## [INFORMATION SHOWN]
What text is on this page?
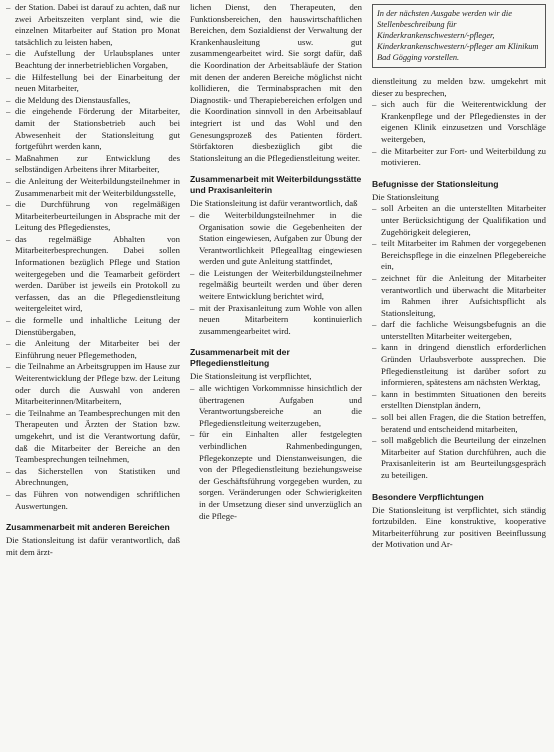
– der Station. Dabei ist darauf zu achten, daß nur zwei Arbeitszeiten verplant sind, wie die einzelnen Mitarbeiter auf Station pro Monat tatsächlich zu leisten haben,
– die Aufstellung der Urlaubsplanes unter Beachtung der innerbetrieblichen Vorgaben,
– die Hilfestellung bei der Einarbeitung der neuen Mitarbeiter,
– die Meldung des Dienstausfalles,
– die eingehende Förderung der Mitarbeiter, damit der Stationsbetrieb auch bei Abwesenheit der Stationsleitung gut fortgeführt werden kann,
– Maßnahmen zur Entwicklung des selbständigen Arbeitens ihrer Mitarbeiter,
– die Anleitung der Weiterbildungsteilnehmer in Zusammenarbeit mit der Weiterbildungsstelle,
– die Durchführung von regelmäßigen Mitarbeiterbeurteilungen in Absprache mit der Leitung des Pflegedienstes,
– das regelmäßige Abhalten von Mitarbeiterbesprechungen. Dabei sollen Informationen bezüglich Pflege und Station weitergegeben und die Teamarbeit gefördert werden. Darüber ist jeweils ein Protokoll zu verfassen, das an die Pflegedienstleitung weitergeleitet wird,
– die formelle und inhaltliche Leitung der Dienstübergaben,
– die Anleitung der Mitarbeiter bei der Einführung neuer Pflegemethoden,
– die Teilnahme an Arbeitsgruppen im Hause zur Weiterentwicklung der Pflege bzw. der Leitung oder durch die Auswahl von anderen Mitarbeiterinnen/Mitarbeitern,
– die Teilnahme an Teambesprechungen mit den Therapeuten und Ärzten der Station bzw. umgekehrt, und ist die Verantwortung dafür, daß die Mitarbeiter der Bereiche an den Teambesprechungen teilnehmen,
– das Sicherstellen von Statistiken und Abrechnungen,
– das Führen von notwendigen schriftlichen Auswertungen.
Zusammenarbeit mit anderen Bereichen

Die Stationsleitung ist dafür verantwortlich, daß mit dem ärzt-

lichen Dienst, den Therapeuten, den Funktionsbereichen, den hauswirtschaftlichen Bereichen, dem Sozialdienst der Verwaltung der Krankenhausleitung usw. gut zusammengearbeitet wird. Sie sorgt dafür, daß die Koordination der Arbeitsabläufe der Station mit denen der anderen Bereiche möglichst nicht kollidieren, die Terminabsprachen mit den Diagnostik- und Therapiebereichen erfolgen und die Koordination sinnvoll in den Arbeitsablauf integriert ist und das Wohl und den Genesungsprozeß des Patienten fördert. Störfaktoren diesbezüglich gibt die Stationsleitung an die Pflegedienstleitung weiter.

Zusammenarbeit mit Weiterbildungsstätte und Praxisanleiterin

Die Stationsleitung ist dafür verantwortlich, daß

– die Weiterbildungsteilnehmer in die Organisation sowie die Gegebenheiten der Station eingewiesen, Aufgaben zur Übung der Verantwortlichkeit Pflegealltag eingewiesen werden und gute Anleitung stattfindet,
– die Leistungen der Weiterbildungsteilnehmer regelmäßig beurteilt werden und über deren weitere Entwicklung berichtet wird,
– mit der Praxisanleitung zum Wohle von allen neuen Mitarbeitern kontinuierlich zusammengearbeitet wird.
Zusammenarbeit mit der Pflegedienstleitung

Die Stationsleitung ist verpflichtet,

– alle wichtigen Vorkommnisse hinsichtlich der übertragenen Aufgaben und Verantwortungsbereiche an die Pflegedienstleitung weiterzugeben,
– für ein Einhalten aller festgelegten verbindlichen Rahmenbedingungen, Pflegekonzepte und Dienstanweisungen, die von der Pflegedienstleitung beziehungsweise der Geschäftsführung vorgegeben wurden, zu sorgen. Veränderungen oder Schwierigkeiten in der Umsetzung dieser sind unverzüglich an die Pflege-
In der nächsten Ausgabe werden wir die Stellenbeschreibung für Kinderkrankenschwestern/-pfleger, Kinderkrankenschwestern/-pfleger am Klinikum Bad Gögging vorstellen.

dienstleitung zu melden bzw. umgekehrt mit dieser zu besprechen,

– sich auch für die Weiterentwicklung der Krankenpflege und der Pflegedienstes in der eigenen Klinik einzusetzen und Vorschläge weitergeben,
– die Mitarbeiter zur Fort- und Weiterbildung zu motivieren.
Befugnisse der Stationsleitung

Die Stationsleitung

– soll Arbeiten an die unterstellten Mitarbeiter unter Berücksichtigung der Qualifikation und Zugehörigkeit delegieren,
– teilt Mitarbeiter im Rahmen der vorgegebenen Bereichspflege in die einzelnen Pflegebereiche ein,
– zeichnet für die Anleitung der Mitarbeiter verantwortlich und überwacht die Mitarbeiter im Rahmen ihrer Aufsichtspflicht als Stationsleitung,
– darf die fachliche Weisungsbefugnis an die unterstellten Mitarbeiter weitergeben,
– kann in dringend dienstlich erforderlichen Gründen Urlaubsverbote aussprechen. Die Pflegedienstleitung ist darüber sofort zu informieren, spätestens am nächsten Werktag,
– kann in bestimmten Situationen den bereits erstellten Dienstplan ändern,
– soll bei allen Fragen, die die Station betreffen, beratend und entscheidend mitarbeiten,
– soll maßgeblich die Beurteilung der einzelnen Mitarbeiter auf Station durchführen, auch die Praxisanleiterin ist am Beurteilungsgespräch zu beteiligen.
Besondere Verpflichtungen

Die Stationsleitung ist verpflichtet, sich ständig fortzubilden. Eine konstruktive, kooperative Mitarbeiterführung zur positiven Beeinflussung der Motivation und Ar-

## [WHAT YOU HAVE TO DO]
Retype all records exactly as shown above, images excluded.

## [RESPONSE BELOW]
What text is on this page?
– der Station. Dabei ist darauf zu achten, daß nur zwei Arbeitszeiten verplant sind, wie die einzelnen Mitarbeiter auf Station pro Monat tatsächlich zu leisten haben,
– die Aufstellung der Urlaubsplanes unter Beachtung der innerbetrieblichen Vorgaben,
– die Hilfestellung bei der Einarbeitung der neuen Mitarbeiter,
– die Meldung des Dienstausfalles,
– die eingehende Förderung der Mitarbeiter, damit der Stationsbetrieb auch bei Abwesenheit der Stationsleitung gut fortgeführt werden kann,
– Maßnahmen zur Entwicklung des selbständigen Arbeitens ihrer Mitarbeiter,
– die Anleitung der Weiterbildungsteilnehmer in Zusammenarbeit mit der Weiterbildungsstelle,
– die Durchführung von regelmäßigen Mitarbeiterbeurteilungen in Absprache mit der Leitung des Pflegedienstes,
– das regelmäßige Abhalten von Mitarbeiterbesprechungen. Dabei sollen Informationen bezüglich Pflege und Station weitergegeben und die Teamarbeit gefördert werden. Darüber ist jeweils ein Protokoll zu verfassen, das an die Pflegedienstleitung weitergeleitet wird,
– die formelle und inhaltliche Leitung der Dienstübergaben,
– die Anleitung der Mitarbeiter bei der Einführung neuer Pflegemethoden,
– die Teilnahme an Arbeitsgruppen im Hause zur Weiterentwicklung der Pflege bzw. der Leitung oder durch die Auswahl von anderen Mitarbeiterinnen/Mitarbeitern,
– die Teilnahme an Teambesprechungen mit den Therapeuten und Ärzten der Station bzw. umgekehrt, und ist die Verantwortung dafür, daß die Mitarbeiter der Bereiche an den Teambesprechungen teilnehmen,
– das Sicherstellen von Statistiken und Abrechnungen,
– das Führen von notwendigen schriftlichen Auswertungen.
Zusammenarbeit mit anderen Bereichen

Die Stationsleitung ist dafür verantwortlich, daß mit dem ärzt-

lichen Dienst, den Therapeuten, den Funktionsbereichen, den hauswirtschaftlichen Bereichen, dem Sozialdienst der Verwaltung der Krankenhausleitung usw. gut zusammengearbeitet wird. Sie sorgt dafür, daß die Koordination der Arbeitsabläufe der Station mit denen der anderen Bereiche möglichst nicht kollidieren, die Terminabsprachen mit den Diagnostik- und Therapiebereichen erfolgen und die Koordination sinnvoll in den Arbeitsablauf integriert ist und das Wohl und den Genesungsprozeß des Patienten fördert. Störfaktoren diesbezüglich gibt die Stationsleitung an die Pflegedienstleitung weiter.

Zusammenarbeit mit Weiterbildungsstätte und Praxisanleiterin

Die Stationsleitung ist dafür verantwortlich, daß

– die Weiterbildungsteilnehmer in die Organisation sowie die Gegebenheiten der Station eingewiesen, Aufgaben zur Übung der Verantwortlichkeit Pflegealltag eingewiesen werden und gute Anleitung stattfindet,
– die Leistungen der Weiterbildungsteilnehmer regelmäßig beurteilt werden und über deren weitere Entwicklung berichtet wird,
– mit der Praxisanleitung zum Wohle von allen neuen Mitarbeitern kontinuierlich zusammengearbeitet wird.
Zusammenarbeit mit der Pflegedienstleitung

Die Stationsleitung ist verpflichtet,

– alle wichtigen Vorkommnisse hinsichtlich der übertragenen Aufgaben und Verantwortungsbereiche an die Pflegedienstleitung weiterzugeben,
– für ein Einhalten aller festgelegten verbindlichen Rahmenbedingungen, Pflegekonzepte und Dienstanweisungen, die von der Pflegedienstleitung beziehungsweise der Geschäftsführung vorgegeben wurden, zu sorgen. Veränderungen oder Schwierigkeiten in der Umsetzung dieser sind unverzüglich an die Pflege-
In der nächsten Ausgabe werden wir die Stellenbeschreibung für Kinderkrankenschwestern/-pfleger, Kinderkrankenschwestern/-pfleger am Klinikum Bad Gögging vorstellen.

dienstleitung zu melden bzw. umgekehrt mit dieser zu besprechen,

– sich auch für die Weiterentwicklung der Krankenpflege und der Pflegedienstes in der eigenen Klinik einzusetzen und Vorschläge weitergeben,
– die Mitarbeiter zur Fort- und Weiterbildung zu motivieren.
Befugnisse der Stationsleitung

Die Stationsleitung

– soll Arbeiten an die unterstellten Mitarbeiter unter Berücksichtigung der Qualifikation und Zugehörigkeit delegieren,
– teilt Mitarbeiter im Rahmen der vorgegebenen Bereichspflege in die einzelnen Pflegebereiche ein,
– zeichnet für die Anleitung der Mitarbeiter verantwortlich und überwacht die Mitarbeiter im Rahmen ihrer Aufsichtspflicht als Stationsleitung,
– darf die fachliche Weisungsbefugnis an die unterstellten Mitarbeiter weitergeben,
– kann in dringend dienstlich erforderlichen Gründen Urlaubsverbote aussprechen. Die Pflegedienstleitung ist darüber sofort zu informieren, spätestens am nächsten Werktag,
– kann in bestimmten Situationen den bereits erstellten Dienstplan ändern,
– soll bei allen Fragen, die die Station betreffen, beratend und entscheidend mitarbeiten,
– soll maßgeblich die Beurteilung der einzelnen Mitarbeiter auf Station durchführen, auch die Praxisanleiterin ist am Beurteilungsgespräch zu beteiligen.
Besondere Verpflichtungen

Die Stationsleitung ist verpflichtet, sich ständig fortzubilden. Eine konstruktive, kooperative Mitarbeiterführung zur positiven Beeinflussung der Motivation und Ar-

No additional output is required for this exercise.